Data to use:

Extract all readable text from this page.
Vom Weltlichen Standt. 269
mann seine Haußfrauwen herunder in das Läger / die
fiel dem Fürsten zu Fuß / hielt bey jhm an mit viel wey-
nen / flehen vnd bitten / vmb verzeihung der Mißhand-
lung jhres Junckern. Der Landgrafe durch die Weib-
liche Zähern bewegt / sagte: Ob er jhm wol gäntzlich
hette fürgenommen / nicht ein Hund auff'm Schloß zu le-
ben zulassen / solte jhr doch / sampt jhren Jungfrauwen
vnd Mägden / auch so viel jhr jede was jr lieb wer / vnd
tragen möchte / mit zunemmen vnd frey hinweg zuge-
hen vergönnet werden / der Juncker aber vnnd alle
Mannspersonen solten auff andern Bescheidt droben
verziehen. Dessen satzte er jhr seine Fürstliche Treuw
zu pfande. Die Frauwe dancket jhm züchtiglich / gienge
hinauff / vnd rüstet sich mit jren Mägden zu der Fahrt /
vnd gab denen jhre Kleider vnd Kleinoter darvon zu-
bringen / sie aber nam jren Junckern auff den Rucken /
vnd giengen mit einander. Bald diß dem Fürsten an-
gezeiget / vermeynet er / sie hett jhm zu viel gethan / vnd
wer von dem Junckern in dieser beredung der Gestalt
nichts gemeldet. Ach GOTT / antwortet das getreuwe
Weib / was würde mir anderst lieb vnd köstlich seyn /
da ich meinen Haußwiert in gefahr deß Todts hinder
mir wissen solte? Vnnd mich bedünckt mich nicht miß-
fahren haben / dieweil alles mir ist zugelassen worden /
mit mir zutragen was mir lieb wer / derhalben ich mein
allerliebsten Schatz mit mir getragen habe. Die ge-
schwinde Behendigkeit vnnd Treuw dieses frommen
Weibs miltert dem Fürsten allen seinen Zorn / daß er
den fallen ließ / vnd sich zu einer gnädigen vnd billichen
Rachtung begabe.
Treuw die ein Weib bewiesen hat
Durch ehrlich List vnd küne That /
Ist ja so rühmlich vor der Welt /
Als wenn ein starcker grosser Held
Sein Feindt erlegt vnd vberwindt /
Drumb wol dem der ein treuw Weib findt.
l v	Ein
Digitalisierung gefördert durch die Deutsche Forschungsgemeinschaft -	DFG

To do:
If a line contains the word "Junckern", count it; give the total for the entries above and nothing else.

Task result:
3